## WORK TO DO
Copy every entry precisely.

━━ SUPPLIED DATA ━━

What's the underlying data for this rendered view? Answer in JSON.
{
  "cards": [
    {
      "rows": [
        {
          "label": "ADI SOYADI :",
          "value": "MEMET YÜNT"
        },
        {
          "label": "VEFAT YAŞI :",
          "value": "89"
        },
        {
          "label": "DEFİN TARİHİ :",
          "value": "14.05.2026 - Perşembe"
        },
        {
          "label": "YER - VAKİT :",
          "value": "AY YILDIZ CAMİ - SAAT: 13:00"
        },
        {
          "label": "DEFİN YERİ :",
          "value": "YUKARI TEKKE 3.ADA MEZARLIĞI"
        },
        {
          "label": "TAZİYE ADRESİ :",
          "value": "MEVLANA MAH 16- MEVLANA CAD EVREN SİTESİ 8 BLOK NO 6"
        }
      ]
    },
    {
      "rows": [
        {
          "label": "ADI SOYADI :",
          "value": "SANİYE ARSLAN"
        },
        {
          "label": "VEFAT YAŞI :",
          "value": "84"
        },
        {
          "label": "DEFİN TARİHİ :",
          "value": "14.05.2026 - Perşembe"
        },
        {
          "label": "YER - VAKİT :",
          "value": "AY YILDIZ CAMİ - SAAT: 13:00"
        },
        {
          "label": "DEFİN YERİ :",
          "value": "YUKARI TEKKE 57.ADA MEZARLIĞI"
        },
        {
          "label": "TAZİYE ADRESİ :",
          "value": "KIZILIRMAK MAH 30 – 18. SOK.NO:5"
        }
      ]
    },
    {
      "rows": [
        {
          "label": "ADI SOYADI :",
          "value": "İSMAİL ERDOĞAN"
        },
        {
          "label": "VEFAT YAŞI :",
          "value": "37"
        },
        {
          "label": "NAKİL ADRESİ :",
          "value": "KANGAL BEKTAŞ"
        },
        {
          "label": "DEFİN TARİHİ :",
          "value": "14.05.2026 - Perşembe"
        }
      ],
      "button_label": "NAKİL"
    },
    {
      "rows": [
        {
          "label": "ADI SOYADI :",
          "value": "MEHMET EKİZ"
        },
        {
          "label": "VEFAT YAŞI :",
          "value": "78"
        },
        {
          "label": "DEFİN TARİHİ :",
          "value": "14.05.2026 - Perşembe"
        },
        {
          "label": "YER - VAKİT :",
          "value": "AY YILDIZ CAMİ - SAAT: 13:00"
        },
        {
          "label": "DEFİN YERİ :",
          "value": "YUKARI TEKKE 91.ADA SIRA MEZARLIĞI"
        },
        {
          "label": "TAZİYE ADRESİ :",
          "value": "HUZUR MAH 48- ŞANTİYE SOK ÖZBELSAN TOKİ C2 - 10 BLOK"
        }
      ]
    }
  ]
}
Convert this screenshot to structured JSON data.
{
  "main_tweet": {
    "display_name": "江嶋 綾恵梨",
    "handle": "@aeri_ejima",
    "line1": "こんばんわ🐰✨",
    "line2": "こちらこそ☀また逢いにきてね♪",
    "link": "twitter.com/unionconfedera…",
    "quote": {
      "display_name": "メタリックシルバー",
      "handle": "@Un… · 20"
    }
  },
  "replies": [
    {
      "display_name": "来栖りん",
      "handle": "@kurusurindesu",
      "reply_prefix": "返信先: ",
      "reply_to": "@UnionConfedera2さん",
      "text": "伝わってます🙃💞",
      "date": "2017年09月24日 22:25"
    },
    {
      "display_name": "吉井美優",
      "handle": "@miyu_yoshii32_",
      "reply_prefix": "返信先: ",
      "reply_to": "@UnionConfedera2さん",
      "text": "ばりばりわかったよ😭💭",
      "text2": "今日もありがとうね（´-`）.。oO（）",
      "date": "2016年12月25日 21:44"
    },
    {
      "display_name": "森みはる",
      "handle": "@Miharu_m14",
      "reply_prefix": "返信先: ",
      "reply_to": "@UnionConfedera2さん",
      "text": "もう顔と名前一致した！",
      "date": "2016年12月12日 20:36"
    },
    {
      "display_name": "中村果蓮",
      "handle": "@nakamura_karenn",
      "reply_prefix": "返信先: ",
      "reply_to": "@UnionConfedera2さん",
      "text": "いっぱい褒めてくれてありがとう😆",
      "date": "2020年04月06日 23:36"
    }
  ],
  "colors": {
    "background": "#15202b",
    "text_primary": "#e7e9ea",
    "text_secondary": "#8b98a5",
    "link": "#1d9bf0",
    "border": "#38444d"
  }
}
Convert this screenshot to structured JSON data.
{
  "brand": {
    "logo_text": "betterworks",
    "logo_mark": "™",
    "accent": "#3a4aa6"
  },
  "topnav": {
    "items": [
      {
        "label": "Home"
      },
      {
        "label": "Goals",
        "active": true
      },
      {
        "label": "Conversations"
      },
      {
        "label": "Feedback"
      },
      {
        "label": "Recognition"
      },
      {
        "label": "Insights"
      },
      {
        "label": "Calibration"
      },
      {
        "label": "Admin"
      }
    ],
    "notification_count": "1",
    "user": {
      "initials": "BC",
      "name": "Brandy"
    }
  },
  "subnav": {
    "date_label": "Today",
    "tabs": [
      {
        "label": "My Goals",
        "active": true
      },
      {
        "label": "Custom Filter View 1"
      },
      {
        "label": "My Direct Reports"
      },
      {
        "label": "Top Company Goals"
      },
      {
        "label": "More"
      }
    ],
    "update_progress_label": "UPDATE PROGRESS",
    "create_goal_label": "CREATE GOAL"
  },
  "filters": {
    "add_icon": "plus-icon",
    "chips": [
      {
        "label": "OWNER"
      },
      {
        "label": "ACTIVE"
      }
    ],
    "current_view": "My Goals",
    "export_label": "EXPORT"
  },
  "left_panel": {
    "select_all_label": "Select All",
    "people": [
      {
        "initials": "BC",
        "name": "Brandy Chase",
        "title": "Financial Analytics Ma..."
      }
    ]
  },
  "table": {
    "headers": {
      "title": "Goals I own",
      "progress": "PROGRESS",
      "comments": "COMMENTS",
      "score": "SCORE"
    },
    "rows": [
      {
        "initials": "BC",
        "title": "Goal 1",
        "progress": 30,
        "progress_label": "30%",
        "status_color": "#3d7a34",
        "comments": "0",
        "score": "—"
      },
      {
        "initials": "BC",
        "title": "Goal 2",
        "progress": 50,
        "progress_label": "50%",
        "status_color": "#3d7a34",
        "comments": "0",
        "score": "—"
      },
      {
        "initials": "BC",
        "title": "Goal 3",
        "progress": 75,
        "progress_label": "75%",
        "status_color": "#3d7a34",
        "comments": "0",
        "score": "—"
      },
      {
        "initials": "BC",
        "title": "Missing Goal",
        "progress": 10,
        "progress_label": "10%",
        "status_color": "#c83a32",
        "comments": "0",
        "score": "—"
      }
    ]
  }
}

━━━

## ANSWER
What's the underlying data for this rendered view? Answer in JSON.
{
  "cards": [
    {
      "rows": [
        {
          "label": "ADI SOYADI :",
          "value": "MEMET YÜNT"
        },
        {
          "label": "VEFAT YAŞI :",
          "value": "89"
        },
        {
          "label": "DEFİN TARİHİ :",
          "value": "14.05.2026 - Perşembe"
        },
        {
          "label": "YER - VAKİT :",
          "value": "AY YILDIZ CAMİ - SAAT: 13:00"
        },
        {
          "label": "DEFİN YERİ :",
          "value": "YUKARI TEKKE 3.ADA MEZARLIĞI"
        },
        {
          "label": "TAZİYE ADRESİ :",
          "value": "MEVLANA MAH 16- MEVLANA CAD EVREN SİTESİ 8 BLOK NO 6"
        }
      ]
    },
    {
      "rows": [
        {
          "label": "ADI SOYADI :",
          "value": "SANİYE ARSLAN"
        },
        {
          "label": "VEFAT YAŞI :",
          "value": "84"
        },
        {
          "label": "DEFİN TARİHİ :",
          "value": "14.05.2026 - Perşembe"
        },
        {
          "label": "YER - VAKİT :",
          "value": "AY YILDIZ CAMİ - SAAT: 13:00"
        },
        {
          "label": "DEFİN YERİ :",
          "value": "YUKARI TEKKE 57.ADA MEZARLIĞI"
        },
        {
          "label": "TAZİYE ADRESİ :",
          "value": "KIZILIRMAK MAH 30 – 18. SOK.NO:5"
        }
      ]
    },
    {
      "rows": [
        {
          "label": "ADI SOYADI :",
          "value": "İSMAİL ERDOĞAN"
        },
        {
          "label": "VEFAT YAŞI :",
          "value": "37"
        },
        {
          "label": "NAKİL ADRESİ :",
          "value": "KANGAL BEKTAŞ"
        },
        {
          "label": "DEFİN TARİHİ :",
          "value": "14.05.2026 - Perşembe"
        }
      ],
      "button_label": "NAKİL"
    },
    {
      "rows": [
        {
          "label": "ADI SOYADI :",
          "value": "MEHMET EKİZ"
        },
        {
          "label": "VEFAT YAŞI :",
          "value": "78"
        },
        {
          "label": "DEFİN TARİHİ :",
          "value": "14.05.2026 - Perşembe"
        },
        {
          "label": "YER - VAKİT :",
          "value": "AY YILDIZ CAMİ - SAAT: 13:00"
        },
        {
          "label": "DEFİN YERİ :",
          "value": "YUKARI TEKKE 91.ADA SIRA MEZARLIĞI"
        },
        {
          "label": "TAZİYE ADRESİ :",
          "value": "HUZUR MAH 48- ŞANTİYE SOK ÖZBELSAN TOKİ C2 - 10 BLOK"
        }
      ]
    }
  ]
}
Convert this screenshot to structured JSON data.
{
  "main_tweet": {
    "display_name": "江嶋 綾恵梨",
    "handle": "@aeri_ejima",
    "line1": "こんばんわ🐰✨",
    "line2": "こちらこそ☀また逢いにきてね♪",
    "link": "twitter.com/unionconfedera…",
    "quote": {
      "display_name": "メタリックシルバー",
      "handle": "@Un… · 20"
    }
  },
  "replies": [
    {
      "display_name": "来栖りん",
      "handle": "@kurusurindesu",
      "reply_prefix": "返信先: ",
      "reply_to": "@UnionConfedera2さん",
      "text": "伝わってます🙃💞",
      "date": "2017年09月24日 22:25"
    },
    {
      "display_name": "吉井美優",
      "handle": "@miyu_yoshii32_",
      "reply_prefix": "返信先: ",
      "reply_to": "@UnionConfedera2さん",
      "text": "ばりばりわかったよ😭💭",
      "text2": "今日もありがとうね（´-`）.。oO（）",
      "date": "2016年12月25日 21:44"
    },
    {
      "display_name": "森みはる",
      "handle": "@Miharu_m14",
      "reply_prefix": "返信先: ",
      "reply_to": "@UnionConfedera2さん",
      "text": "もう顔と名前一致した！",
      "date": "2016年12月12日 20:36"
    },
    {
      "display_name": "中村果蓮",
      "handle": "@nakamura_karenn",
      "reply_prefix": "返信先: ",
      "reply_to": "@UnionConfedera2さん",
      "text": "いっぱい褒めてくれてありがとう😆",
      "date": "2020年04月06日 23:36"
    }
  ],
  "colors": {
    "background": "#15202b",
    "text_primary": "#e7e9ea",
    "text_secondary": "#8b98a5",
    "link": "#1d9bf0",
    "border": "#38444d"
  }
}
Convert this screenshot to structured JSON data.
{
  "brand": {
    "logo_text": "betterworks",
    "logo_mark": "™",
    "accent": "#3a4aa6"
  },
  "topnav": {
    "items": [
      {
        "label": "Home"
      },
      {
        "label": "Goals",
        "active": true
      },
      {
        "label": "Conversations"
      },
      {
        "label": "Feedback"
      },
      {
        "label": "Recognition"
      },
      {
        "label": "Insights"
      },
      {
        "label": "Calibration"
      },
      {
        "label": "Admin"
      }
    ],
    "notification_count": "1",
    "user": {
      "initials": "BC",
      "name": "Brandy"
    }
  },
  "subnav": {
    "date_label": "Today",
    "tabs": [
      {
        "label": "My Goals",
        "active": true
      },
      {
        "label": "Custom Filter View 1"
      },
      {
        "label": "My Direct Reports"
      },
      {
        "label": "Top Company Goals"
      },
      {
        "label": "More"
      }
    ],
    "update_progress_label": "UPDATE PROGRESS",
    "create_goal_label": "CREATE GOAL"
  },
  "filters": {
    "add_icon": "plus-icon",
    "chips": [
      {
        "label": "OWNER"
      },
      {
        "label": "ACTIVE"
      }
    ],
    "current_view": "My Goals",
    "export_label": "EXPORT"
  },
  "left_panel": {
    "select_all_label": "Select All",
    "people": [
      {
        "initials": "BC",
        "name": "Brandy Chase",
        "title": "Financial Analytics Ma..."
      }
    ]
  },
  "table": {
    "headers": {
      "title": "Goals I own",
      "progress": "PROGRESS",
      "comments": "COMMENTS",
      "score": "SCORE"
    },
    "rows": [
      {
        "initials": "BC",
        "title": "Goal 1",
        "progress": 30,
        "progress_label": "30%",
        "status_color": "#3d7a34",
        "comments": "0",
        "score": "—"
      },
      {
        "initials": "BC",
        "title": "Goal 2",
        "progress": 50,
        "progress_label": "50%",
        "status_color": "#3d7a34",
        "comments": "0",
        "score": "—"
      },
      {
        "initials": "BC",
        "title": "Goal 3",
        "progress": 75,
        "progress_label": "75%",
        "status_color": "#3d7a34",
        "comments": "0",
        "score": "—"
      },
      {
        "initials": "BC",
        "title": "Missing Goal",
        "progress": 10,
        "progress_label": "10%",
        "status_color": "#c83a32",
        "comments": "0",
        "score": "—"
      }
    ]
  }
}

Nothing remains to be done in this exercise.